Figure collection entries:
- - - -

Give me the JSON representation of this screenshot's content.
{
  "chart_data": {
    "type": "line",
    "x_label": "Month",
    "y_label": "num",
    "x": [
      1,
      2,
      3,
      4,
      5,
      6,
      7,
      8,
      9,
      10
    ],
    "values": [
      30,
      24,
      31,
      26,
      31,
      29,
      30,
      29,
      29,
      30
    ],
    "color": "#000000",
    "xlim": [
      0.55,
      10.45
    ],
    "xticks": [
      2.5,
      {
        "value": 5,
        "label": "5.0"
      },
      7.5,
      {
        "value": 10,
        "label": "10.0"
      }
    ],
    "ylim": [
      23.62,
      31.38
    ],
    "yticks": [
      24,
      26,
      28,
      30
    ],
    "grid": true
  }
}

- - - -

Go through the records and print each one exactly.

Give me the JSON representation of this screenshot's content.
{
  "chart_data": {
    "type": "line",
    "x_label": "Month",
    "y_label": "num",
    "x": [
      1,
      2,
      3,
      4,
      5,
      6,
      7,
      8,
      9,
      10
    ],
    "values": [
      30,
      24,
      31,
      26,
      31,
      29,
      30,
      29,
      29,
      30
    ],
    "color": "#000000",
    "xlim": [
      0.55,
      10.45
    ],
    "xticks": [
      2.5,
      {
        "value": 5,
        "label": "5.0"
      },
      7.5,
      {
        "value": 10,
        "label": "10.0"
      }
    ],
    "ylim": [
      23.62,
      31.38
    ],
    "yticks": [
      24,
      26,
      28,
      30
    ],
    "grid": true
  }
}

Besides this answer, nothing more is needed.